For the copy, please give all of the data again exactly and leave the pictures out.
— Start —
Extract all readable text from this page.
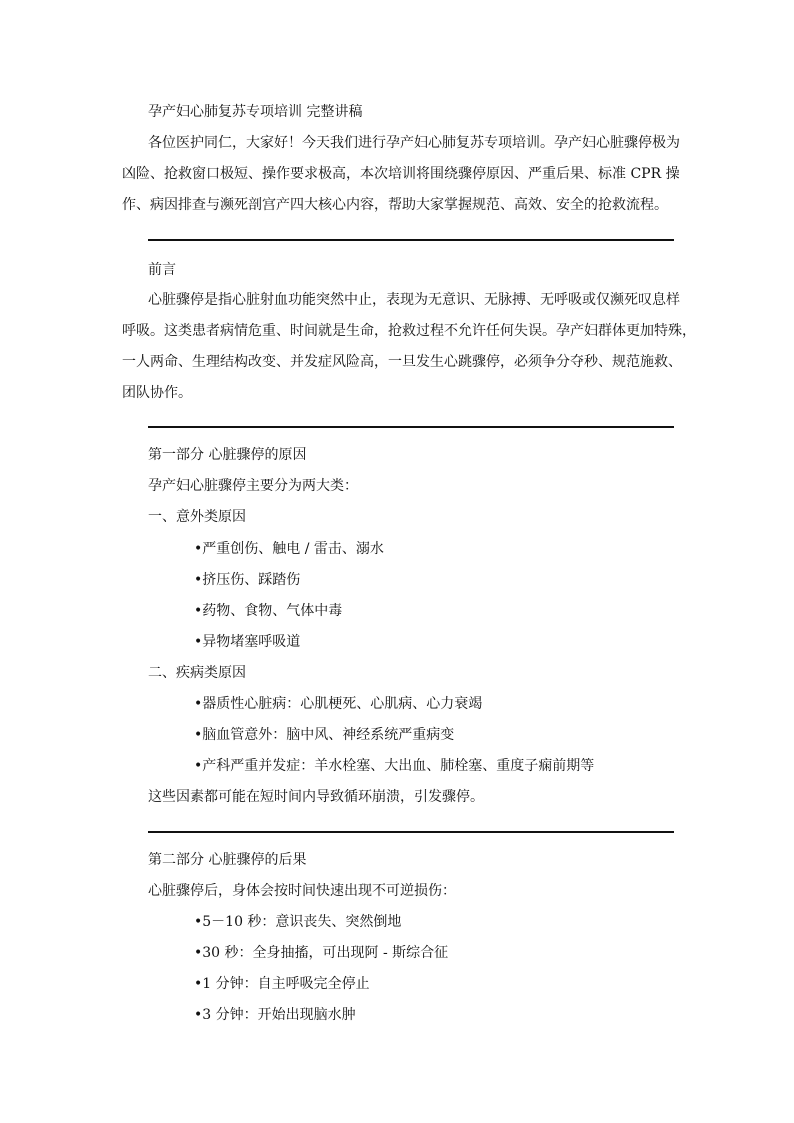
孕产妇心肺复苏专项培训 完整讲稿
各位医护同仁，大家好！今天我们进行孕产妇心肺复苏专项培训。孕产妇心脏骤停极为
凶险、抢救窗口极短、操作要求极高，本次培训将围绕骤停原因、严重后果、标准 CPR 操
作、病因排查与濒死剖宫产四大核心内容，帮助大家掌握规范、高效、安全的抢救流程。
前言
心脏骤停是指心脏射血功能突然中止，表现为无意识、无脉搏、无呼吸或仅濒死叹息样
呼吸。这类患者病情危重、时间就是生命，抢救过程不允许任何失误。孕产妇群体更加特殊，
一人两命、生理结构改变、并发症风险高，一旦发生心跳骤停，必须争分夺秒、规范施救、
团队协作。
第一部分 心脏骤停的原因
孕产妇心脏骤停主要分为两大类：
一、意外类原因
•严重创伤、触电 / 雷击、溺水
•挤压伤、踩踏伤
•药物、食物、气体中毒
•异物堵塞呼吸道
二、疾病类原因
•器质性心脏病：心肌梗死、心肌病、心力衰竭
•脑血管意外：脑中风、神经系统严重病变
•产科严重并发症：羊水栓塞、大出血、肺栓塞、重度子痫前期等
这些因素都可能在短时间内导致循环崩溃，引发骤停。
第二部分 心脏骤停的后果
心脏骤停后，身体会按时间快速出现不可逆损伤：
•5－10 秒：意识丧失、突然倒地
•30 秒：全身抽搐，可出现阿 - 斯综合征
•1 分钟：自主呼吸完全停止
•3 分钟：开始出现脑水肿
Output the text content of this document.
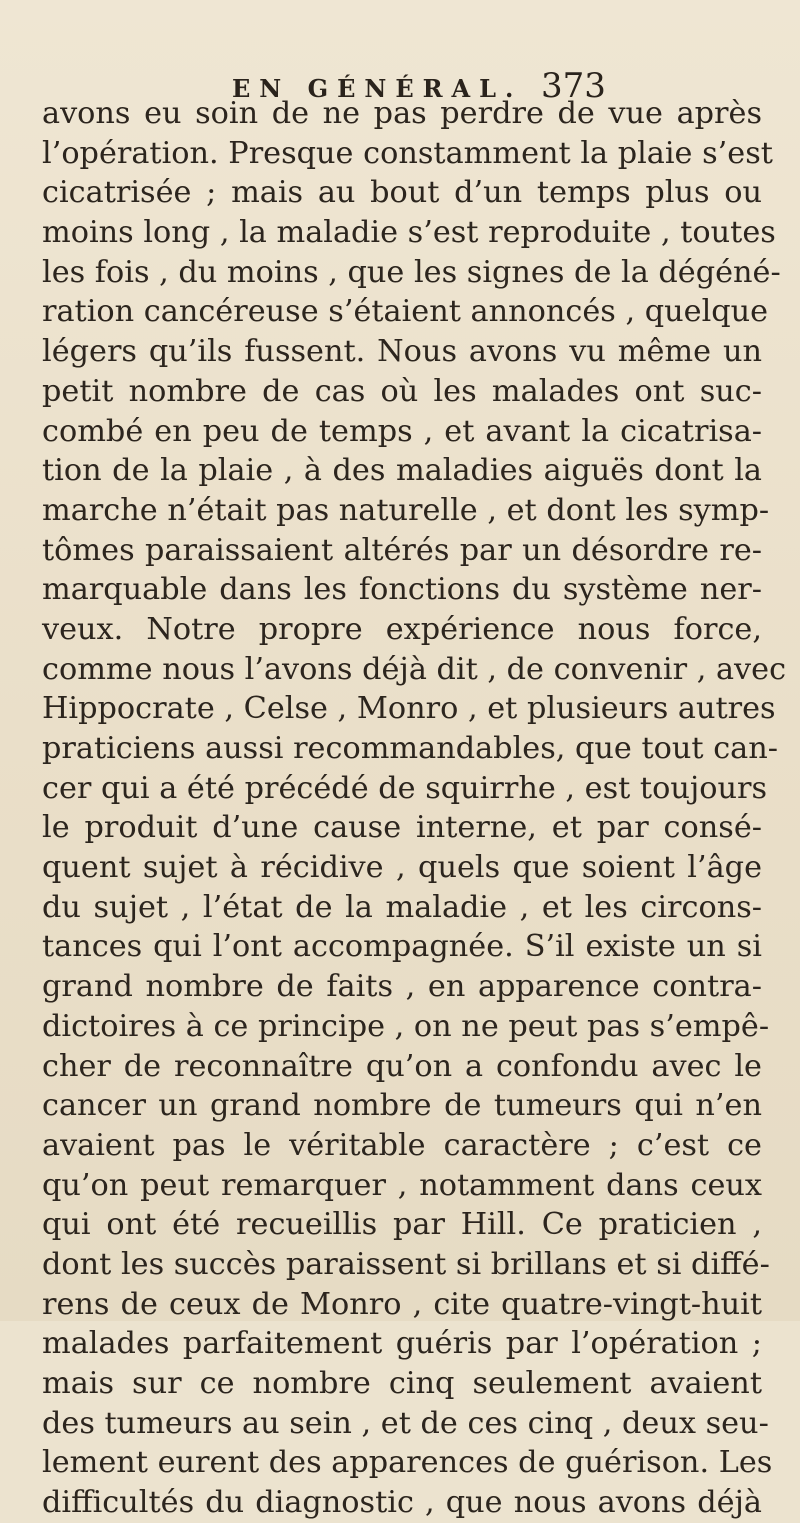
EN GÉNÉRAL. 373
avons eu soin de ne pas perdre de vue après
l’opération. Presque constamment la plaie s’est
cicatrisée ; mais au bout d’un temps plus ou
moins long , la maladie s’est reproduite , toutes
les fois , du moins , que les signes de la dégéné-
ration cancéreuse s’étaient annoncés , quelque
légers qu’ils fussent. Nous avons vu même un
petit nombre de cas où les malades ont suc-
combé en peu de temps , et avant la cicatrisa-
tion de la plaie , à des maladies aiguës dont la
marche n’était pas naturelle , et dont les symp-
tômes paraissaient altérés par un désordre re-
marquable dans les fonctions du système ner-
veux. Notre propre expérience nous force,
comme nous l’avons déjà dit , de convenir , avec
Hippocrate , Celse , Monro , et plusieurs autres
praticiens aussi recommandables, que tout can-
cer qui a été précédé de squirrhe , est toujours
le produit d’une cause interne, et par consé-
quent sujet à récidive , quels que soient l’âge
du sujet , l’état de la maladie , et les circons-
tances qui l’ont accompagnée. S’il existe un si
grand nombre de faits , en apparence contra-
dictoires à ce principe , on ne peut pas s’empê-
cher de reconnaître qu’on a confondu avec le
cancer un grand nombre de tumeurs qui n’en
avaient pas le véritable caractère ; c’est ce
qu’on peut remarquer , notamment dans ceux
qui ont été recueillis par Hill. Ce praticien ,
dont les succès paraissent si brillans et si diffé-
rens de ceux de Monro , cite quatre-vingt-huit
malades parfaitement guéris par l’opération ;
mais sur ce nombre cinq seulement avaient
des tumeurs au sein , et de ces cinq , deux seu-
lement eurent des apparences de guérison. Les
difficultés du diagnostic , que nous avons déjà
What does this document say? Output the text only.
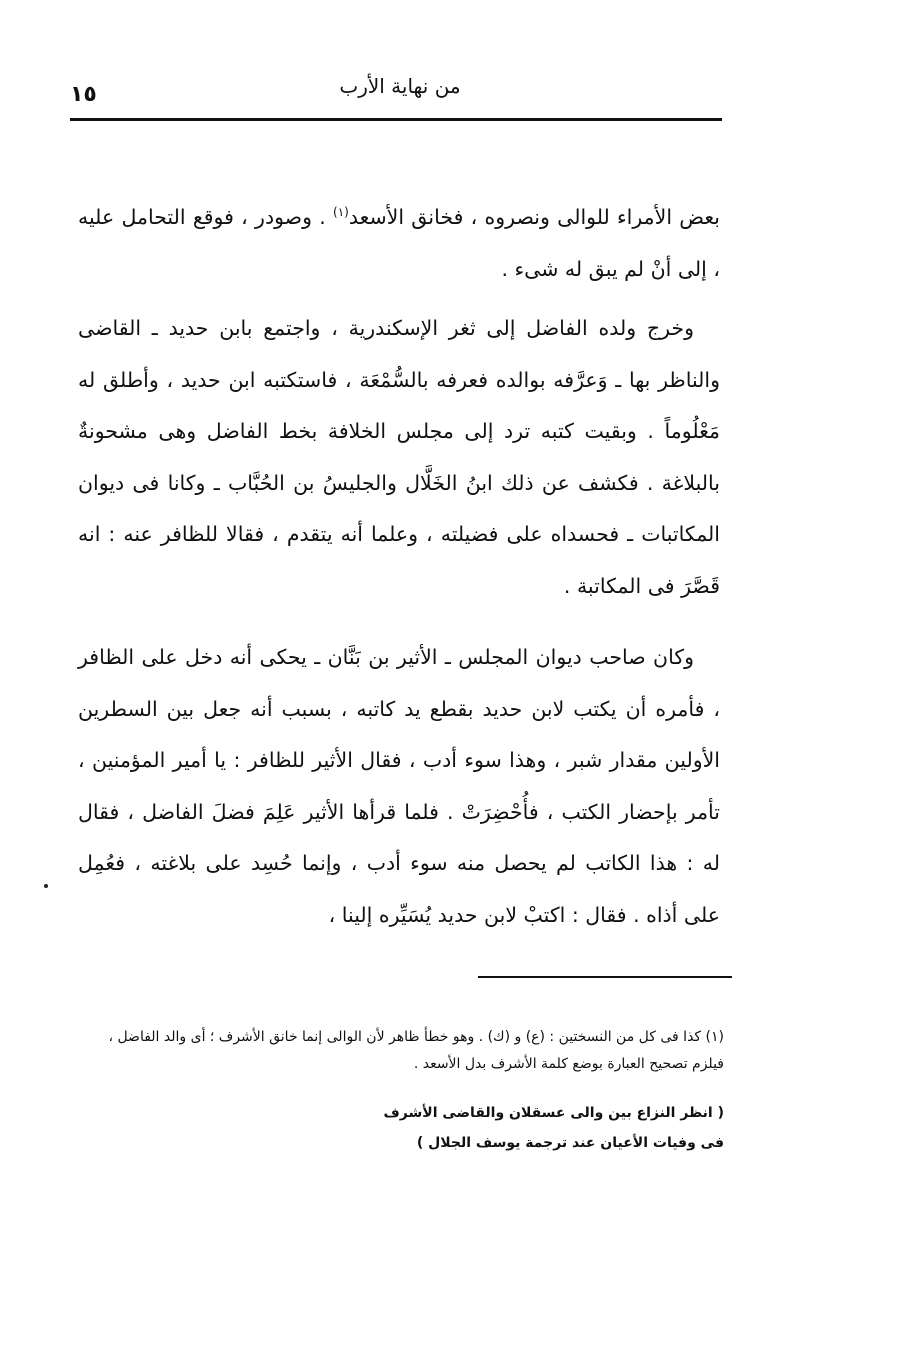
١٥	من نهاية الأرب

بعض الأمراء للوالى ونصروه ، فخانق الأسعد$^{(١)}$ . وصودر ، فوقع التحامل عليه ، إلى أنْ لم يبق له شىء .

وخرج ولده الفاضل إلى ثغر الإسكندرية ، واجتمع بابن حديد ـ القاضى والناظر بها ـ وَعرَّفه بوالده فعرفه بالسُّمْعَة ، فاستكتبه ابن حديد ، وأطلق له مَعْلُوماً . وبقيت كتبه ترد إلى مجلس الخلافة بخط الفاضل وهى مشحونةٌ بالبلاغة . فكشف عن ذلك ابنُ الخَلَّال والجليسُ بن الحُبَّاب ـ وكانا فى ديوان المكاتبات ـ فحسداه على فضيلته ، وعلما أنه يتقدم ، فقالا للظافر عنه : انه قَصَّرَ فى المكاتبة .

وكان صاحب ديوان المجلس ـ الأثير بن بَنَّان ـ يحكى أنه دخل على الظافر ، فأمره أن يكتب لابن حديد بقطع يد كاتبه ، بسبب أنه جعل بين السطرين الأولين مقدار شبر ، وهذا سوء أدب ، فقال الأثير للظافر : يا أمير المؤمنين ، تأمر بإحضار الكتب ، فأُحْضِرَتْ . فلما قرأها الأثير عَلِمَ فضلَ الفاضل ، فقال له : هذا الكاتب لم يحصل منه سوء أدب ، وإنما حُسِد على بلاغته ، فعُمِل على أذاه . فقال : اكتبْ لابن حديد يُسَيِّره إلينا ،

(١) كذا فى كل من النسختين : (ع) و (ك) . وهو خطأ ظاهر لأن الوالى إنما خانق الأشرف ؛ أى والد الفاضل ، فيلزم تصحيح العبارة بوضع كلمة الأشرف بدل الأسعد .

( انظر النزاع بين والى عسقلان والقاضى الأشرف
فى وفيات الأعيان عند ترجمة يوسف الجلال )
— End —
**OUTPUT FOR THIS EXERCISE:**
Extract all readable text from this page.
孕产妇心肺复苏专项培训 完整讲稿
各位医护同仁，大家好！今天我们进行孕产妇心肺复苏专项培训。孕产妇心脏骤停极为
凶险、抢救窗口极短、操作要求极高，本次培训将围绕骤停原因、严重后果、标准 CPR 操
作、病因排查与濒死剖宫产四大核心内容，帮助大家掌握规范、高效、安全的抢救流程。
前言
心脏骤停是指心脏射血功能突然中止，表现为无意识、无脉搏、无呼吸或仅濒死叹息样
呼吸。这类患者病情危重、时间就是生命，抢救过程不允许任何失误。孕产妇群体更加特殊，
一人两命、生理结构改变、并发症风险高，一旦发生心跳骤停，必须争分夺秒、规范施救、
团队协作。
第一部分 心脏骤停的原因
孕产妇心脏骤停主要分为两大类：
一、意外类原因
•严重创伤、触电 / 雷击、溺水
•挤压伤、踩踏伤
•药物、食物、气体中毒
•异物堵塞呼吸道
二、疾病类原因
•器质性心脏病：心肌梗死、心肌病、心力衰竭
•脑血管意外：脑中风、神经系统严重病变
•产科严重并发症：羊水栓塞、大出血、肺栓塞、重度子痫前期等
这些因素都可能在短时间内导致循环崩溃，引发骤停。
第二部分 心脏骤停的后果
心脏骤停后，身体会按时间快速出现不可逆损伤：
•5－10 秒：意识丧失、突然倒地
•30 秒：全身抽搐，可出现阿 - 斯综合征
•1 分钟：自主呼吸完全停止
•3 分钟：开始出现脑水肿
Output the text content of this document.
EN GÉNÉRAL. 373
avons eu soin de ne pas perdre de vue après
l’opération. Presque constamment la plaie s’est
cicatrisée ; mais au bout d’un temps plus ou
moins long , la maladie s’est reproduite , toutes
les fois , du moins , que les signes de la dégéné-
ration cancéreuse s’étaient annoncés , quelque
légers qu’ils fussent. Nous avons vu même un
petit nombre de cas où les malades ont suc-
combé en peu de temps , et avant la cicatrisa-
tion de la plaie , à des maladies aiguës dont la
marche n’était pas naturelle , et dont les symp-
tômes paraissaient altérés par un désordre re-
marquable dans les fonctions du système ner-
veux. Notre propre expérience nous force,
comme nous l’avons déjà dit , de convenir , avec
Hippocrate , Celse , Monro , et plusieurs autres
praticiens aussi recommandables, que tout can-
cer qui a été précédé de squirrhe , est toujours
le produit d’une cause interne, et par consé-
quent sujet à récidive , quels que soient l’âge
du sujet , l’état de la maladie , et les circons-
tances qui l’ont accompagnée. S’il existe un si
grand nombre de faits , en apparence contra-
dictoires à ce principe , on ne peut pas s’empê-
cher de reconnaître qu’on a confondu avec le
cancer un grand nombre de tumeurs qui n’en
avaient pas le véritable caractère ; c’est ce
qu’on peut remarquer , notamment dans ceux
qui ont été recueillis par Hill. Ce praticien ,
dont les succès paraissent si brillans et si diffé-
rens de ceux de Monro , cite quatre-vingt-huit
malades parfaitement guéris par l’opération ;
mais sur ce nombre cinq seulement avaient
des tumeurs au sein , et de ces cinq , deux seu-
lement eurent des apparences de guérison. Les
difficultés du diagnostic , que nous avons déjà
What does this document say? Output the text only.
١٥	من نهاية الأرب

بعض الأمراء للوالى ونصروه ، فخانق الأسعد$^{(١)}$ . وصودر ، فوقع التحامل عليه ، إلى أنْ لم يبق له شىء .

وخرج ولده الفاضل إلى ثغر الإسكندرية ، واجتمع بابن حديد ـ القاضى والناظر بها ـ وَعرَّفه بوالده فعرفه بالسُّمْعَة ، فاستكتبه ابن حديد ، وأطلق له مَعْلُوماً . وبقيت كتبه ترد إلى مجلس الخلافة بخط الفاضل وهى مشحونةٌ بالبلاغة . فكشف عن ذلك ابنُ الخَلَّال والجليسُ بن الحُبَّاب ـ وكانا فى ديوان المكاتبات ـ فحسداه على فضيلته ، وعلما أنه يتقدم ، فقالا للظافر عنه : انه قَصَّرَ فى المكاتبة .

وكان صاحب ديوان المجلس ـ الأثير بن بَنَّان ـ يحكى أنه دخل على الظافر ، فأمره أن يكتب لابن حديد بقطع يد كاتبه ، بسبب أنه جعل بين السطرين الأولين مقدار شبر ، وهذا سوء أدب ، فقال الأثير للظافر : يا أمير المؤمنين ، تأمر بإحضار الكتب ، فأُحْضِرَتْ . فلما قرأها الأثير عَلِمَ فضلَ الفاضل ، فقال له : هذا الكاتب لم يحصل منه سوء أدب ، وإنما حُسِد على بلاغته ، فعُمِل على أذاه . فقال : اكتبْ لابن حديد يُسَيِّره إلينا ،

(١) كذا فى كل من النسختين : (ع) و (ك) . وهو خطأ ظاهر لأن الوالى إنما خانق الأشرف ؛ أى والد الفاضل ، فيلزم تصحيح العبارة بوضع كلمة الأشرف بدل الأسعد .

( انظر النزاع بين والى عسقلان والقاضى الأشرف
فى وفيات الأعيان عند ترجمة يوسف الجلال )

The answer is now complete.